• Exercise aim
Print every entry word for word, but omit the pictures.
--
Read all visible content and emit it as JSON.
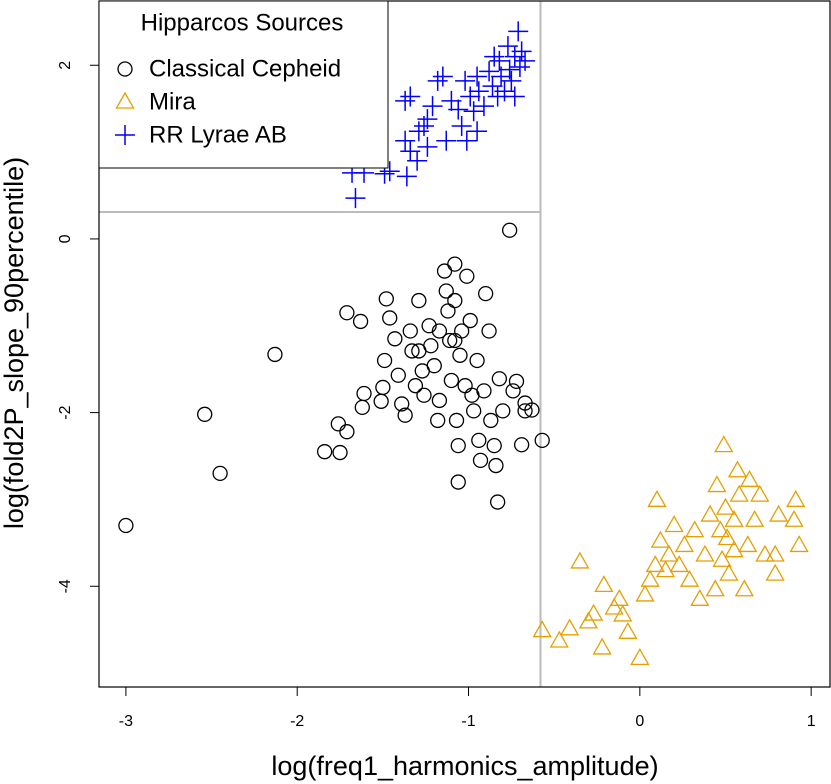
{
  "chart_data": {
    "type": "scatter",
    "x_label": "log(freq1_harmonics_amplitude)",
    "y_label": "log(fold2P_slope_90percentile)",
    "legend_title": "Hipparcos Sources",
    "legend_position": "topleft",
    "xlim": [
      -3.157,
      1.11
    ],
    "ylim": [
      -5.16,
      2.74
    ],
    "xticks": [
      -3,
      -2,
      -1,
      0,
      1
    ],
    "yticks": [
      -4,
      -2,
      0,
      2
    ],
    "reference_lines": {
      "x": -0.58,
      "y": 0.31,
      "color": "#bbbbbb"
    },
    "series": [
      {
        "name": "Classical Cepheid",
        "color": "#000000",
        "marker": "circle",
        "x": [
          -3.0,
          -2.54,
          -2.45,
          -2.13,
          -1.84,
          -1.75,
          -1.76,
          -1.71,
          -1.71,
          -1.63,
          -1.61,
          -1.62,
          -1.51,
          -1.5,
          -1.48,
          -1.46,
          -1.49,
          -1.43,
          -1.41,
          -1.39,
          -1.37,
          -1.34,
          -1.33,
          -1.31,
          -1.29,
          -1.27,
          -1.26,
          -1.23,
          -1.22,
          -1.2,
          -1.18,
          -1.17,
          -1.14,
          -1.13,
          -1.12,
          -1.11,
          -1.1,
          -1.08,
          -1.08,
          -1.07,
          -1.06,
          -1.06,
          -1.05,
          -1.04,
          -1.02,
          -1.01,
          -0.99,
          -0.98,
          -0.97,
          -0.95,
          -0.94,
          -0.93,
          -0.91,
          -0.9,
          -0.88,
          -0.87,
          -0.85,
          -0.84,
          -0.83,
          -0.82,
          -0.8,
          -0.76,
          -0.74,
          -0.72,
          -0.69,
          -0.67,
          -0.67,
          -0.63,
          -0.57,
          -1.29,
          -1.17,
          -1.08
        ],
        "y": [
          -3.3,
          -2.02,
          -2.7,
          -1.33,
          -2.45,
          -2.46,
          -2.13,
          -2.22,
          -0.85,
          -0.95,
          -1.78,
          -1.94,
          -1.87,
          -1.71,
          -0.69,
          -0.91,
          -1.4,
          -1.15,
          -1.57,
          -1.9,
          -2.03,
          -1.06,
          -1.29,
          -1.69,
          -0.71,
          -1.52,
          -1.8,
          -1.0,
          -1.23,
          -1.46,
          -2.09,
          -1.86,
          -0.37,
          -0.6,
          -0.83,
          -1.17,
          -1.63,
          -0.29,
          -0.71,
          -2.09,
          -2.38,
          -2.8,
          -1.34,
          -1.06,
          -1.69,
          -0.43,
          -0.94,
          -1.8,
          -1.98,
          -1.4,
          -2.32,
          -2.55,
          -1.75,
          -0.63,
          -1.06,
          -2.09,
          -2.38,
          -2.61,
          -3.03,
          -1.61,
          -1.98,
          0.1,
          -1.75,
          -1.64,
          -2.37,
          -1.89,
          -1.98,
          -1.97,
          -2.32,
          -1.29,
          -1.06,
          -1.17
        ]
      },
      {
        "name": "Mira",
        "color": "#e69f00",
        "marker": "triangle",
        "x": [
          -0.57,
          -0.47,
          -0.41,
          -0.35,
          -0.3,
          -0.27,
          -0.22,
          -0.21,
          -0.15,
          -0.12,
          -0.1,
          -0.07,
          0.0,
          0.03,
          0.06,
          0.09,
          0.1,
          0.12,
          0.15,
          0.17,
          0.2,
          0.23,
          0.26,
          0.29,
          0.32,
          0.35,
          0.38,
          0.41,
          0.44,
          0.45,
          0.47,
          0.48,
          0.49,
          0.5,
          0.51,
          0.52,
          0.55,
          0.57,
          0.58,
          0.61,
          0.63,
          0.64,
          0.67,
          0.7,
          0.73,
          0.79,
          0.81,
          0.9,
          0.91,
          0.93,
          0.79,
          0.55
        ],
        "y": [
          -4.51,
          -4.63,
          -4.49,
          -3.72,
          -4.41,
          -4.32,
          -4.71,
          -3.99,
          -4.25,
          -4.15,
          -4.33,
          -4.53,
          -4.83,
          -4.1,
          -3.93,
          -3.76,
          -3.01,
          -3.48,
          -3.82,
          -3.64,
          -3.3,
          -3.76,
          -3.53,
          -3.93,
          -3.36,
          -4.15,
          -3.64,
          -3.18,
          -4.04,
          -2.84,
          -3.36,
          -3.7,
          -2.38,
          -3.1,
          -3.45,
          -3.86,
          -3.24,
          -2.67,
          -2.95,
          -4.04,
          -3.53,
          -2.78,
          -3.24,
          -2.95,
          -3.64,
          -3.86,
          -3.18,
          -3.24,
          -3.01,
          -3.53,
          -3.64,
          -3.59
        ]
      },
      {
        "name": "RR Lyrae AB",
        "color": "#0000ff",
        "marker": "plus",
        "x": [
          -1.66,
          -1.68,
          -1.61,
          -1.49,
          -1.46,
          -1.36,
          -1.37,
          -1.34,
          -1.3,
          -1.37,
          -1.34,
          -1.29,
          -1.26,
          -1.24,
          -1.21,
          -1.18,
          -1.15,
          -1.13,
          -1.1,
          -1.06,
          -1.04,
          -1.02,
          -1.01,
          -0.99,
          -0.97,
          -0.95,
          -0.94,
          -0.91,
          -0.88,
          -0.86,
          -0.85,
          -0.83,
          -0.82,
          -0.81,
          -0.79,
          -0.77,
          -0.76,
          -0.75,
          -0.73,
          -0.71,
          -0.7,
          -0.69,
          -0.67,
          -0.73,
          -0.95,
          -1.24
        ],
        "y": [
          0.47,
          0.76,
          0.76,
          0.75,
          0.78,
          0.72,
          1.13,
          1.01,
          0.9,
          1.59,
          1.64,
          1.24,
          1.3,
          1.38,
          1.53,
          1.82,
          1.87,
          1.13,
          1.59,
          1.49,
          1.3,
          1.82,
          1.13,
          1.64,
          1.47,
          1.87,
          1.7,
          1.53,
          1.93,
          1.76,
          2.1,
          1.64,
          2.05,
          1.87,
          1.7,
          2.22,
          1.95,
          1.82,
          2.1,
          2.39,
          1.98,
          2.16,
          2.05,
          1.64,
          1.24,
          1.06
        ]
      }
    ]
  }
}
--
• Expected output
Read all visible content and emit it as JSON.
{
  "chart_data": {
    "type": "scatter",
    "x_label": "log(freq1_harmonics_amplitude)",
    "y_label": "log(fold2P_slope_90percentile)",
    "legend_title": "Hipparcos Sources",
    "legend_position": "topleft",
    "xlim": [
      -3.157,
      1.11
    ],
    "ylim": [
      -5.16,
      2.74
    ],
    "xticks": [
      -3,
      -2,
      -1,
      0,
      1
    ],
    "yticks": [
      -4,
      -2,
      0,
      2
    ],
    "reference_lines": {
      "x": -0.58,
      "y": 0.31,
      "color": "#bbbbbb"
    },
    "series": [
      {
        "name": "Classical Cepheid",
        "color": "#000000",
        "marker": "circle",
        "x": [
          -3.0,
          -2.54,
          -2.45,
          -2.13,
          -1.84,
          -1.75,
          -1.76,
          -1.71,
          -1.71,
          -1.63,
          -1.61,
          -1.62,
          -1.51,
          -1.5,
          -1.48,
          -1.46,
          -1.49,
          -1.43,
          -1.41,
          -1.39,
          -1.37,
          -1.34,
          -1.33,
          -1.31,
          -1.29,
          -1.27,
          -1.26,
          -1.23,
          -1.22,
          -1.2,
          -1.18,
          -1.17,
          -1.14,
          -1.13,
          -1.12,
          -1.11,
          -1.1,
          -1.08,
          -1.08,
          -1.07,
          -1.06,
          -1.06,
          -1.05,
          -1.04,
          -1.02,
          -1.01,
          -0.99,
          -0.98,
          -0.97,
          -0.95,
          -0.94,
          -0.93,
          -0.91,
          -0.9,
          -0.88,
          -0.87,
          -0.85,
          -0.84,
          -0.83,
          -0.82,
          -0.8,
          -0.76,
          -0.74,
          -0.72,
          -0.69,
          -0.67,
          -0.67,
          -0.63,
          -0.57,
          -1.29,
          -1.17,
          -1.08
        ],
        "y": [
          -3.3,
          -2.02,
          -2.7,
          -1.33,
          -2.45,
          -2.46,
          -2.13,
          -2.22,
          -0.85,
          -0.95,
          -1.78,
          -1.94,
          -1.87,
          -1.71,
          -0.69,
          -0.91,
          -1.4,
          -1.15,
          -1.57,
          -1.9,
          -2.03,
          -1.06,
          -1.29,
          -1.69,
          -0.71,
          -1.52,
          -1.8,
          -1.0,
          -1.23,
          -1.46,
          -2.09,
          -1.86,
          -0.37,
          -0.6,
          -0.83,
          -1.17,
          -1.63,
          -0.29,
          -0.71,
          -2.09,
          -2.38,
          -2.8,
          -1.34,
          -1.06,
          -1.69,
          -0.43,
          -0.94,
          -1.8,
          -1.98,
          -1.4,
          -2.32,
          -2.55,
          -1.75,
          -0.63,
          -1.06,
          -2.09,
          -2.38,
          -2.61,
          -3.03,
          -1.61,
          -1.98,
          0.1,
          -1.75,
          -1.64,
          -2.37,
          -1.89,
          -1.98,
          -1.97,
          -2.32,
          -1.29,
          -1.06,
          -1.17
        ]
      },
      {
        "name": "Mira",
        "color": "#e69f00",
        "marker": "triangle",
        "x": [
          -0.57,
          -0.47,
          -0.41,
          -0.35,
          -0.3,
          -0.27,
          -0.22,
          -0.21,
          -0.15,
          -0.12,
          -0.1,
          -0.07,
          0.0,
          0.03,
          0.06,
          0.09,
          0.1,
          0.12,
          0.15,
          0.17,
          0.2,
          0.23,
          0.26,
          0.29,
          0.32,
          0.35,
          0.38,
          0.41,
          0.44,
          0.45,
          0.47,
          0.48,
          0.49,
          0.5,
          0.51,
          0.52,
          0.55,
          0.57,
          0.58,
          0.61,
          0.63,
          0.64,
          0.67,
          0.7,
          0.73,
          0.79,
          0.81,
          0.9,
          0.91,
          0.93,
          0.79,
          0.55
        ],
        "y": [
          -4.51,
          -4.63,
          -4.49,
          -3.72,
          -4.41,
          -4.32,
          -4.71,
          -3.99,
          -4.25,
          -4.15,
          -4.33,
          -4.53,
          -4.83,
          -4.1,
          -3.93,
          -3.76,
          -3.01,
          -3.48,
          -3.82,
          -3.64,
          -3.3,
          -3.76,
          -3.53,
          -3.93,
          -3.36,
          -4.15,
          -3.64,
          -3.18,
          -4.04,
          -2.84,
          -3.36,
          -3.7,
          -2.38,
          -3.1,
          -3.45,
          -3.86,
          -3.24,
          -2.67,
          -2.95,
          -4.04,
          -3.53,
          -2.78,
          -3.24,
          -2.95,
          -3.64,
          -3.86,
          -3.18,
          -3.24,
          -3.01,
          -3.53,
          -3.64,
          -3.59
        ]
      },
      {
        "name": "RR Lyrae AB",
        "color": "#0000ff",
        "marker": "plus",
        "x": [
          -1.66,
          -1.68,
          -1.61,
          -1.49,
          -1.46,
          -1.36,
          -1.37,
          -1.34,
          -1.3,
          -1.37,
          -1.34,
          -1.29,
          -1.26,
          -1.24,
          -1.21,
          -1.18,
          -1.15,
          -1.13,
          -1.1,
          -1.06,
          -1.04,
          -1.02,
          -1.01,
          -0.99,
          -0.97,
          -0.95,
          -0.94,
          -0.91,
          -0.88,
          -0.86,
          -0.85,
          -0.83,
          -0.82,
          -0.81,
          -0.79,
          -0.77,
          -0.76,
          -0.75,
          -0.73,
          -0.71,
          -0.7,
          -0.69,
          -0.67,
          -0.73,
          -0.95,
          -1.24
        ],
        "y": [
          0.47,
          0.76,
          0.76,
          0.75,
          0.78,
          0.72,
          1.13,
          1.01,
          0.9,
          1.59,
          1.64,
          1.24,
          1.3,
          1.38,
          1.53,
          1.82,
          1.87,
          1.13,
          1.59,
          1.49,
          1.3,
          1.82,
          1.13,
          1.64,
          1.47,
          1.87,
          1.7,
          1.53,
          1.93,
          1.76,
          2.1,
          1.64,
          2.05,
          1.87,
          1.7,
          2.22,
          1.95,
          1.82,
          2.1,
          2.39,
          1.98,
          2.16,
          2.05,
          1.64,
          1.24,
          1.06
        ]
      }
    ]
  }
}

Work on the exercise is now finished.